**PROVIDED RECORDS:**
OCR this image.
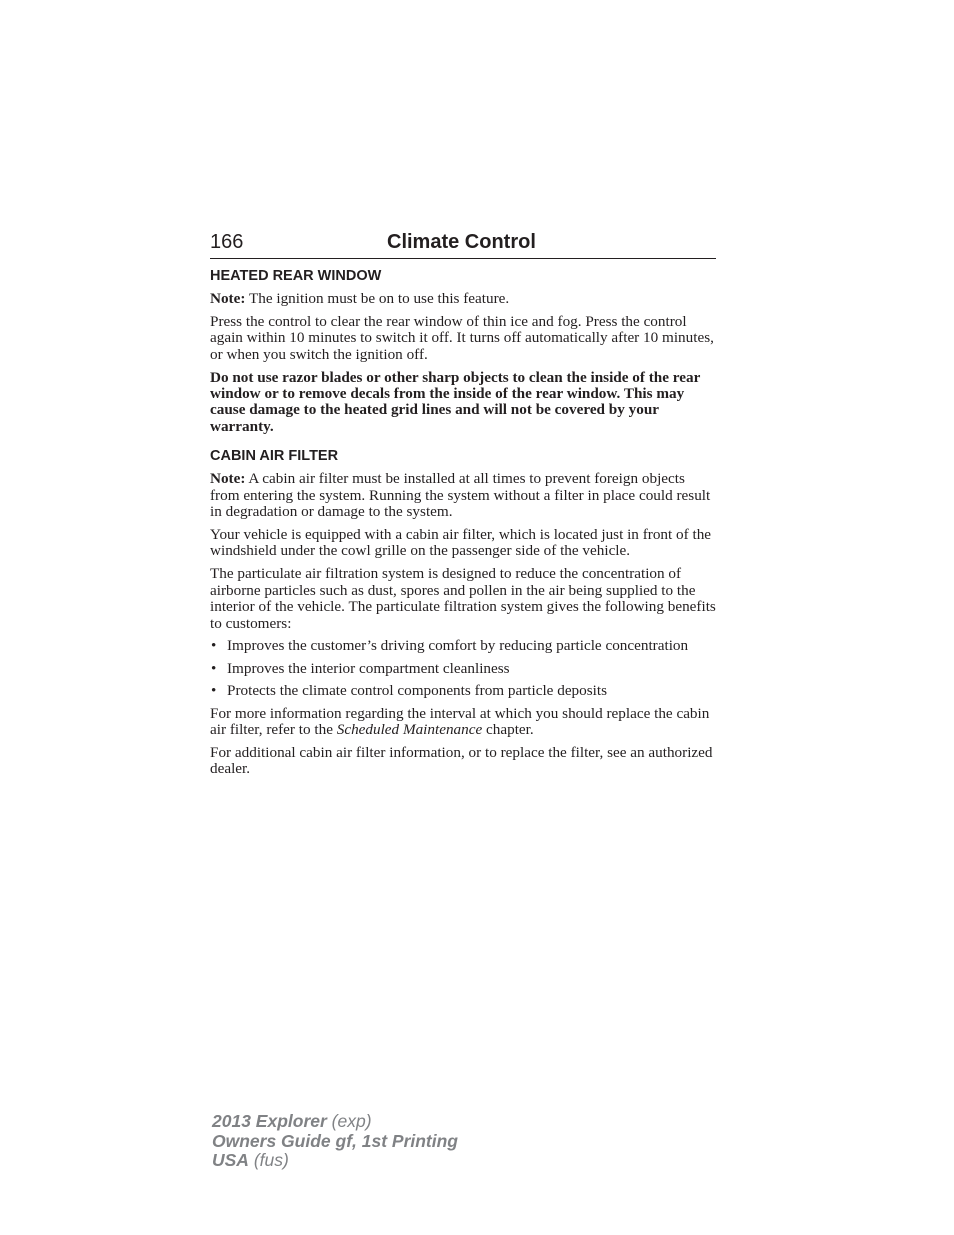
166	Climate Control
HEATED REAR WINDOW

Note: The ignition must be on to use this feature.

Press the control to clear the rear window of thin ice and fog. Press the control again within 10 minutes to switch it off. It turns off automatically after 10 minutes, or when you switch the ignition off.

Do not use razor blades or other sharp objects to clean the inside of the rear window or to remove decals from the inside of the rear window. This may cause damage to the heated grid lines and will not be covered by your warranty.

CABIN AIR FILTER

Note: A cabin air filter must be installed at all times to prevent foreign objects from entering the system. Running the system without a filter in place could result in degradation or damage to the system.

Your vehicle is equipped with a cabin air filter, which is located just in front of the windshield under the cowl grille on the passenger side of the vehicle.

The particulate air filtration system is designed to reduce the concentration of airborne particles such as dust, spores and pollen in the air being supplied to the interior of the vehicle. The particulate filtration system gives the following benefits to customers:

• Improves the customer’s driving comfort by reducing particle concentration
• Improves the interior compartment cleanliness
• Protects the climate control components from particle deposits

For more information regarding the interval at which you should replace the cabin air filter, refer to the Scheduled Maintenance chapter.

For additional cabin air filter information, or to replace the filter, see an authorized dealer.

2013 Explorer (exp)
Owners Guide gf, 1st Printing
USA (fus)
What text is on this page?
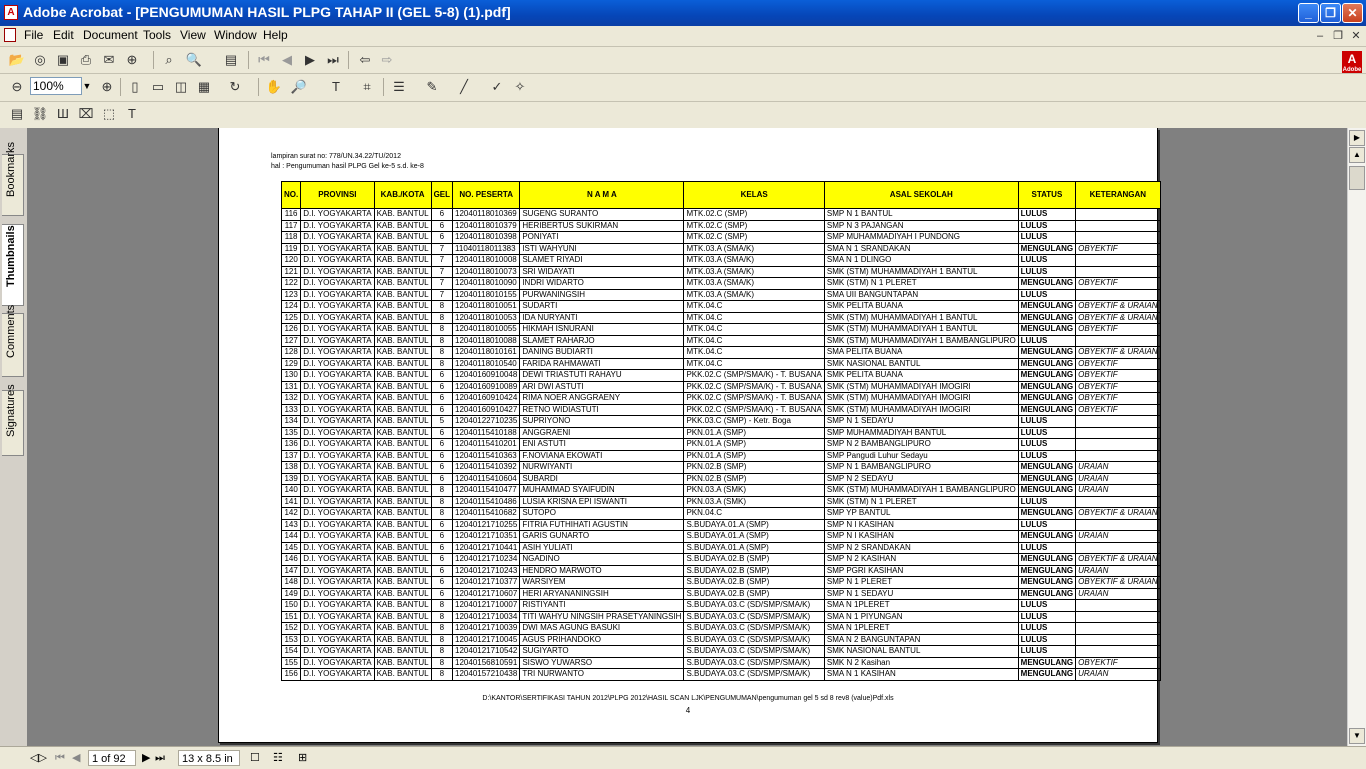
A Adobe Acrobat - [PENGUMUMAN HASIL PLPG TAHAP II (GEL 5-8) (1).pdf]	_	❐ ✕
File Edit Document Tools View Window Help	– ❐ ✕
📂 ◎ ▣ ⎙ ✉ ⊕	⌕	🔍 ▤ ⏮ ◀	▶ ⏭ ⇦ ⇨	A
Adobe
⊖ 100%	▼ ⊕	▯	▭ ◫ ▦ ↻ ✋ 🔎	T	⌗	☰ ✎	╱	✓ ✧
▤ ⛓ Ш ⌧ ⬚ T
Bookmarks
Thumbnails
Comments
Signatures
lampiran surat no: 778/UN.34.22/TU/2012
hal : Pengumuman hasil PLPG Gel ke-5 s.d. ke-8
NO.	PROVINSI	KAB./KOTA	GEL	NO. PESERTA	N A M A	KELAS	ASAL SEKOLAH	STATUS	KETERANGAN
116	D.I. YOGYAKARTA	KAB. BANTUL	6	12040118010369	SUGENG SURANTO	MTK.02.C (SMP)	SMP N 1 BANTUL	LULUS	
117	D.I. YOGYAKARTA	KAB. BANTUL	6	12040118010379	HERIBERTUS SUKIRMAN	MTK.02.C (SMP)	SMP N 3 PAJANGAN	LULUS	
118	D.I. YOGYAKARTA	KAB. BANTUL	6	12040118010398	PONIYATI	MTK.02.C (SMP)	SMP MUHAMMADIYAH I PUNDONG	LULUS	
119	D.I. YOGYAKARTA	KAB. BANTUL	7	11040118011383	ISTI WAHYUNI	MTK.03.A (SMA/K)	SMA N 1 SRANDAKAN	MENGULANG	OBYEKTIF
120	D.I. YOGYAKARTA	KAB. BANTUL	7	12040118010008	SLAMET RIYADI	MTK.03.A (SMA/K)	SMA N 1 DLINGO	LULUS	
121	D.I. YOGYAKARTA	KAB. BANTUL	7	12040118010073	SRI WIDAYATI	MTK.03.A (SMA/K)	SMK (STM) MUHAMMADIYAH 1 BANTUL	LULUS	
122	D.I. YOGYAKARTA	KAB. BANTUL	7	12040118010090	INDRI WIDARTO	MTK.03.A (SMA/K)	SMK (STM) N 1 PLERET	MENGULANG	OBYEKTIF
123	D.I. YOGYAKARTA	KAB. BANTUL	7	12040118010155	PURWANINGSIH	MTK.03.A (SMA/K)	SMA UII BANGUNTAPAN	LULUS	
124	D.I. YOGYAKARTA	KAB. BANTUL	8	12040118010051	SUDARTI	MTK.04.C	SMK PELITA BUANA	MENGULANG	OBYEKTIF & URAIAN
125	D.I. YOGYAKARTA	KAB. BANTUL	8	12040118010053	IDA NURYANTI	MTK.04.C	SMK (STM) MUHAMMADIYAH 1 BANTUL	MENGULANG	OBYEKTIF & URAIAN
126	D.I. YOGYAKARTA	KAB. BANTUL	8	12040118010055	HIKMAH ISNURANI	MTK.04.C	SMK (STM) MUHAMMADIYAH 1 BANTUL	MENGULANG	OBYEKTIF
127	D.I. YOGYAKARTA	KAB. BANTUL	8	12040118010088	SLAMET RAHARJO	MTK.04.C	SMK (STM) MUHAMMADIYAH 1 BAMBANGLIPURO	LULUS	
128	D.I. YOGYAKARTA	KAB. BANTUL	8	12040118010161	DANING BUDIARTI	MTK.04.C	SMA PELITA BUANA	MENGULANG	OBYEKTIF & URAIAN
129	D.I. YOGYAKARTA	KAB. BANTUL	8	12040118010540	FARIDA RAHMAWATI	MTK.04.C	SMK NASIONAL BANTUL	MENGULANG	OBYEKTIF
130	D.I. YOGYAKARTA	KAB. BANTUL	6	12040160910048	DEWI TRIASTUTI RAHAYU	PKK.02.C (SMP/SMA/K) - T. BUSANA	SMK PELITA BUANA	MENGULANG	OBYEKTIF
131	D.I. YOGYAKARTA	KAB. BANTUL	6	12040160910089	ARI DWI ASTUTI	PKK.02.C (SMP/SMA/K) - T. BUSANA	SMK (STM) MUHAMMADIYAH IMOGIRI	MENGULANG	OBYEKTIF
132	D.I. YOGYAKARTA	KAB. BANTUL	6	12040160910424	RIMA NOER ANGGRAENY	PKK.02.C (SMP/SMA/K) - T. BUSANA	SMK (STM) MUHAMMADIYAH IMOGIRI	MENGULANG	OBYEKTIF
133	D.I. YOGYAKARTA	KAB. BANTUL	6	12040160910427	RETNO WIDIASTUTI	PKK.02.C (SMP/SMA/K) - T. BUSANA	SMK (STM) MUHAMMADIYAH IMOGIRI	MENGULANG	OBYEKTIF
134	D.I. YOGYAKARTA	KAB. BANTUL	5	12040122710235	SUPRIYONO	PKK.03.C (SMP) - Ketr. Boga	SMP N 1 SEDAYU	LULUS	
135	D.I. YOGYAKARTA	KAB. BANTUL	6	12040115410188	ANGGRAENI	PKN.01.A (SMP)	SMP MUHAMMADIYAH BANTUL	LULUS	
136	D.I. YOGYAKARTA	KAB. BANTUL	6	12040115410201	ENI ASTUTI	PKN.01.A (SMP)	SMP N 2 BAMBANGLIPURO	LULUS	
137	D.I. YOGYAKARTA	KAB. BANTUL	6	12040115410363	F.NOVIANA EKOWATI	PKN.01.A (SMP)	SMP Pangudi Luhur Sedayu	LULUS	
138	D.I. YOGYAKARTA	KAB. BANTUL	6	12040115410392	NURWIYANTI	PKN.02.B (SMP)	SMP N 1 BAMBANGLIPURO	MENGULANG	URAIAN
139	D.I. YOGYAKARTA	KAB. BANTUL	6	12040115410604	SUBARDI	PKN.02.B (SMP)	SMP N 2 SEDAYU	MENGULANG	URAIAN
140	D.I. YOGYAKARTA	KAB. BANTUL	8	12040115410477	MUHAMMAD SYAIFUDIN	PKN.03.A (SMK)	SMK (STM) MUHAMMADIYAH 1 BAMBANGLIPURO	MENGULANG	URAIAN
141	D.I. YOGYAKARTA	KAB. BANTUL	8	12040115410486	LUSIA KRISNA EPI ISWANTI	PKN.03.A (SMK)	SMK (STM) N 1 PLERET	LULUS	
142	D.I. YOGYAKARTA	KAB. BANTUL	8	12040115410682	SUTOPO	PKN.04.C	SMP YP BANTUL	MENGULANG	OBYEKTIF & URAIAN
143	D.I. YOGYAKARTA	KAB. BANTUL	6	12040121710255	FITRIA FUTHIHATI AGUSTIN	S.BUDAYA.01.A (SMP)	SMP N I KASIHAN	LULUS	
144	D.I. YOGYAKARTA	KAB. BANTUL	6	12040121710351	GARIS GUNARTO	S.BUDAYA.01.A (SMP)	SMP N I KASIHAN	MENGULANG	URAIAN
145	D.I. YOGYAKARTA	KAB. BANTUL	6	12040121710441	ASIH YULIATI	S.BUDAYA.01.A (SMP)	SMP N 2 SRANDAKAN	LULUS	
146	D.I. YOGYAKARTA	KAB. BANTUL	6	12040121710234	NGADINO	S.BUDAYA.02.B (SMP)	SMP N 2 KASIHAN	MENGULANG	OBYEKTIF & URAIAN
147	D.I. YOGYAKARTA	KAB. BANTUL	6	12040121710243	HENDRO MARWOTO	S.BUDAYA.02.B (SMP)	SMP PGRI KASIHAN	MENGULANG	URAIAN
148	D.I. YOGYAKARTA	KAB. BANTUL	6	12040121710377	WARSIYEM	S.BUDAYA.02.B (SMP)	SMP N 1 PLERET	MENGULANG	OBYEKTIF & URAIAN
149	D.I. YOGYAKARTA	KAB. BANTUL	6	12040121710607	HERI ARYANANINGSIH	S.BUDAYA.02.B (SMP)	SMP N 1 SEDAYU	MENGULANG	URAIAN
150	D.I. YOGYAKARTA	KAB. BANTUL	8	12040121710007	RISTIYANTI	S.BUDAYA.03.C (SD/SMP/SMA/K)	SMA N 1PLERET	LULUS	
151	D.I. YOGYAKARTA	KAB. BANTUL	8	12040121710034	TITI WAHYU NINGSIH PRASETYANINGSIH	S.BUDAYA.03.C (SD/SMP/SMA/K)	SMA N 1 PIYUNGAN	LULUS	
152	D.I. YOGYAKARTA	KAB. BANTUL	8	12040121710039	DWI MAS AGUNG BASUKI	S.BUDAYA.03.C (SD/SMP/SMA/K)	SMA N 1PLERET	LULUS	
153	D.I. YOGYAKARTA	KAB. BANTUL	8	12040121710045	AGUS PRIHANDOKO	S.BUDAYA.03.C (SD/SMP/SMA/K)	SMA N 2 BANGUNTAPAN	LULUS	
154	D.I. YOGYAKARTA	KAB. BANTUL	8	12040121710542	SUGIYARTO	S.BUDAYA.03.C (SD/SMP/SMA/K)	SMK NASIONAL BANTUL	LULUS	
155	D.I. YOGYAKARTA	KAB. BANTUL	8	12040156810591	SISWO YUWARSO	S.BUDAYA.03.C (SD/SMP/SMA/K)	SMK N 2 Kasihan	MENGULANG	OBYEKTIF
156	D.I. YOGYAKARTA	KAB. BANTUL	8	12040157210438	TRI NURWANTO	S.BUDAYA.03.C (SD/SMP/SMA/K)	SMA N 1 KASIHAN	MENGULANG	URAIAN
D:\KANTOR\SERTIFIKASI TAHUN 2012\PLPG 2012\HASIL SCAN LJK\PENGUMUMAN\pengumuman gel 5 sd 8 rev8 (value)Pdf.xls
4
▶
▲
▼
◁▷ ⏮ ◀	1 of 92	▶ ⏭	13 x 8.5 in	☐ ☷ ⊞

**TASK GOAL:**
Look over the records above and copy each line that includes the string "Note".

**TASK RESULT:**
Note: The ignition must be on to use this feature.
Note: A cabin air filter must be installed at all times to prevent foreign objects from entering the system. Running the system without a filter in place could result in degradation or damage to the system.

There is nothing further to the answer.